● **EXTRACTED INFORMATION**
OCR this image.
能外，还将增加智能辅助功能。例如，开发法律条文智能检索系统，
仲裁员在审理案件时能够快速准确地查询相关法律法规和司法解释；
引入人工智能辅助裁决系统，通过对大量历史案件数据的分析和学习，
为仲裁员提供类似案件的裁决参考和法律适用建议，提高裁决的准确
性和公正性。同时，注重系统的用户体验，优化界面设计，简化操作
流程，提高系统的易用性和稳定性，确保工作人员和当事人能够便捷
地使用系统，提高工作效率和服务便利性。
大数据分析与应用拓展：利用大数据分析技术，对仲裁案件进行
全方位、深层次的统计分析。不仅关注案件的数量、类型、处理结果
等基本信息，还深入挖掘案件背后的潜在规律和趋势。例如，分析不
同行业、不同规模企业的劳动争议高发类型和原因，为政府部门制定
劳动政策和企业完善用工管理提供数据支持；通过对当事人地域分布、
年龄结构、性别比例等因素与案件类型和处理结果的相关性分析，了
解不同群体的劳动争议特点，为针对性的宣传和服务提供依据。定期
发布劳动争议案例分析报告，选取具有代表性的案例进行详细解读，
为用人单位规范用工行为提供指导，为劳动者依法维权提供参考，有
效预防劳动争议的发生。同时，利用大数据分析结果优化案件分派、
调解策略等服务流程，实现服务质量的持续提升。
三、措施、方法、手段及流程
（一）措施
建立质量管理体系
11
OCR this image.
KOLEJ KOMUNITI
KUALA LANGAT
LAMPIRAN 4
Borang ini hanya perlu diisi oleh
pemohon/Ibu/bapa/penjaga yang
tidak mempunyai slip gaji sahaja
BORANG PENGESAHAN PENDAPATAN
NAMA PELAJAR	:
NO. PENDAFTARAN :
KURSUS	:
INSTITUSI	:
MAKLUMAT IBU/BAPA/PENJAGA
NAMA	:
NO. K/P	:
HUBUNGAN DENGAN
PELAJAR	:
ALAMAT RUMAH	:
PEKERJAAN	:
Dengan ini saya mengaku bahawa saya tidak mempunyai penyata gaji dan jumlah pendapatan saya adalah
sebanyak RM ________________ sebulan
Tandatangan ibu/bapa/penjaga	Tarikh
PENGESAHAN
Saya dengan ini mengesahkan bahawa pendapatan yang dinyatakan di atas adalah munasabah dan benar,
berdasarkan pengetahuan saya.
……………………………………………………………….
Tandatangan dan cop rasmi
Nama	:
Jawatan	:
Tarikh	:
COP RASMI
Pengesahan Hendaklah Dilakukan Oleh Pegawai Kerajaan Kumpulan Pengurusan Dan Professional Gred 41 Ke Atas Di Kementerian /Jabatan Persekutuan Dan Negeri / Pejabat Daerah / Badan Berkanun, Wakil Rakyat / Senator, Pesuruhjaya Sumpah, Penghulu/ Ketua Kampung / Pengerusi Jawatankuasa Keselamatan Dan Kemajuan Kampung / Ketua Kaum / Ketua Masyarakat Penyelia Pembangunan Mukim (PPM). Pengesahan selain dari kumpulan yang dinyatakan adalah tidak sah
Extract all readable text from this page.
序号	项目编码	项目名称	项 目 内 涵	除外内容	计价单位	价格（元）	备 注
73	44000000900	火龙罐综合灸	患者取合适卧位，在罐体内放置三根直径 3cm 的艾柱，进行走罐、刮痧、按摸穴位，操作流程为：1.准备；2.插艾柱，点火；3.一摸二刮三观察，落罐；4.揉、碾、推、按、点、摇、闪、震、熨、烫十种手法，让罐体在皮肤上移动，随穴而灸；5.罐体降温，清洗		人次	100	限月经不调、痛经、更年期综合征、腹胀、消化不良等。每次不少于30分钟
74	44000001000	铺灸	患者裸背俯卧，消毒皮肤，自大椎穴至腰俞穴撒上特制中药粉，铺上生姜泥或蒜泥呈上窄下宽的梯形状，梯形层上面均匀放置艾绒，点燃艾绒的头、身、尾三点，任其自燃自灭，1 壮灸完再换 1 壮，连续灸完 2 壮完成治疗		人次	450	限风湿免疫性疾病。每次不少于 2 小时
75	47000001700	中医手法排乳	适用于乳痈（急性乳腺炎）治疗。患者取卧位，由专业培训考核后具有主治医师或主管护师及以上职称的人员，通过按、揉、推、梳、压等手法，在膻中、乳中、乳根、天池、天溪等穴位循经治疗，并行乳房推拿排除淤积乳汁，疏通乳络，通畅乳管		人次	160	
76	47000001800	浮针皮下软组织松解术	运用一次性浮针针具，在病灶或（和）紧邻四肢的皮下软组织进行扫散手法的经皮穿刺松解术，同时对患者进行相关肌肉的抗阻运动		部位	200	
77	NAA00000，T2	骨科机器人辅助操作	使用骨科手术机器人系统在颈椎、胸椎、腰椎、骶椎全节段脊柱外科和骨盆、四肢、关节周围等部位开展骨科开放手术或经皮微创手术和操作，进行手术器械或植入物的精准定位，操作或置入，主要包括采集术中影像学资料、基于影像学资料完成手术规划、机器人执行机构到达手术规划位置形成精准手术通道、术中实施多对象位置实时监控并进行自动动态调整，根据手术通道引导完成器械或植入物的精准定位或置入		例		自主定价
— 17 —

● **PROBLEM TO WORK ON**
Repeat the material in full, exactly as it stands.

● **WORKED ANSWER**
OCR this image.
能外，还将增加智能辅助功能。例如，开发法律条文智能检索系统，
仲裁员在审理案件时能够快速准确地查询相关法律法规和司法解释；
引入人工智能辅助裁决系统，通过对大量历史案件数据的分析和学习，
为仲裁员提供类似案件的裁决参考和法律适用建议，提高裁决的准确
性和公正性。同时，注重系统的用户体验，优化界面设计，简化操作
流程，提高系统的易用性和稳定性，确保工作人员和当事人能够便捷
地使用系统，提高工作效率和服务便利性。
大数据分析与应用拓展：利用大数据分析技术，对仲裁案件进行
全方位、深层次的统计分析。不仅关注案件的数量、类型、处理结果
等基本信息，还深入挖掘案件背后的潜在规律和趋势。例如，分析不
同行业、不同规模企业的劳动争议高发类型和原因，为政府部门制定
劳动政策和企业完善用工管理提供数据支持；通过对当事人地域分布、
年龄结构、性别比例等因素与案件类型和处理结果的相关性分析，了
解不同群体的劳动争议特点，为针对性的宣传和服务提供依据。定期
发布劳动争议案例分析报告，选取具有代表性的案例进行详细解读，
为用人单位规范用工行为提供指导，为劳动者依法维权提供参考，有
效预防劳动争议的发生。同时，利用大数据分析结果优化案件分派、
调解策略等服务流程，实现服务质量的持续提升。
三、措施、方法、手段及流程
（一）措施
建立质量管理体系
11
OCR this image.
KOLEJ KOMUNITI
KUALA LANGAT
LAMPIRAN 4
Borang ini hanya perlu diisi oleh
pemohon/Ibu/bapa/penjaga yang
tidak mempunyai slip gaji sahaja
BORANG PENGESAHAN PENDAPATAN
NAMA PELAJAR	:
NO. PENDAFTARAN :
KURSUS	:
INSTITUSI	:
MAKLUMAT IBU/BAPA/PENJAGA
NAMA	:
NO. K/P	:
HUBUNGAN DENGAN
PELAJAR	:
ALAMAT RUMAH	:
PEKERJAAN	:
Dengan ini saya mengaku bahawa saya tidak mempunyai penyata gaji dan jumlah pendapatan saya adalah
sebanyak RM ________________ sebulan
Tandatangan ibu/bapa/penjaga	Tarikh
PENGESAHAN
Saya dengan ini mengesahkan bahawa pendapatan yang dinyatakan di atas adalah munasabah dan benar,
berdasarkan pengetahuan saya.
……………………………………………………………….
Tandatangan dan cop rasmi
Nama	:
Jawatan	:
Tarikh	:
COP RASMI
Pengesahan Hendaklah Dilakukan Oleh Pegawai Kerajaan Kumpulan Pengurusan Dan Professional Gred 41 Ke Atas Di Kementerian /Jabatan Persekutuan Dan Negeri / Pejabat Daerah / Badan Berkanun, Wakil Rakyat / Senator, Pesuruhjaya Sumpah, Penghulu/ Ketua Kampung / Pengerusi Jawatankuasa Keselamatan Dan Kemajuan Kampung / Ketua Kaum / Ketua Masyarakat Penyelia Pembangunan Mukim (PPM). Pengesahan selain dari kumpulan yang dinyatakan adalah tidak sah
Extract all readable text from this page.
序号	项目编码	项目名称	项 目 内 涵	除外内容	计价单位	价格（元）	备 注
73	44000000900	火龙罐综合灸	患者取合适卧位，在罐体内放置三根直径 3cm 的艾柱，进行走罐、刮痧、按摸穴位，操作流程为：1.准备；2.插艾柱，点火；3.一摸二刮三观察，落罐；4.揉、碾、推、按、点、摇、闪、震、熨、烫十种手法，让罐体在皮肤上移动，随穴而灸；5.罐体降温，清洗		人次	100	限月经不调、痛经、更年期综合征、腹胀、消化不良等。每次不少于30分钟
74	44000001000	铺灸	患者裸背俯卧，消毒皮肤，自大椎穴至腰俞穴撒上特制中药粉，铺上生姜泥或蒜泥呈上窄下宽的梯形状，梯形层上面均匀放置艾绒，点燃艾绒的头、身、尾三点，任其自燃自灭，1 壮灸完再换 1 壮，连续灸完 2 壮完成治疗		人次	450	限风湿免疫性疾病。每次不少于 2 小时
75	47000001700	中医手法排乳	适用于乳痈（急性乳腺炎）治疗。患者取卧位，由专业培训考核后具有主治医师或主管护师及以上职称的人员，通过按、揉、推、梳、压等手法，在膻中、乳中、乳根、天池、天溪等穴位循经治疗，并行乳房推拿排除淤积乳汁，疏通乳络，通畅乳管		人次	160	
76	47000001800	浮针皮下软组织松解术	运用一次性浮针针具，在病灶或（和）紧邻四肢的皮下软组织进行扫散手法的经皮穿刺松解术，同时对患者进行相关肌肉的抗阻运动		部位	200	
77	NAA00000，T2	骨科机器人辅助操作	使用骨科手术机器人系统在颈椎、胸椎、腰椎、骶椎全节段脊柱外科和骨盆、四肢、关节周围等部位开展骨科开放手术或经皮微创手术和操作，进行手术器械或植入物的精准定位，操作或置入，主要包括采集术中影像学资料、基于影像学资料完成手术规划、机器人执行机构到达手术规划位置形成精准手术通道、术中实施多对象位置实时监控并进行自动动态调整，根据手术通道引导完成器械或植入物的精准定位或置入		例		自主定价
— 17 —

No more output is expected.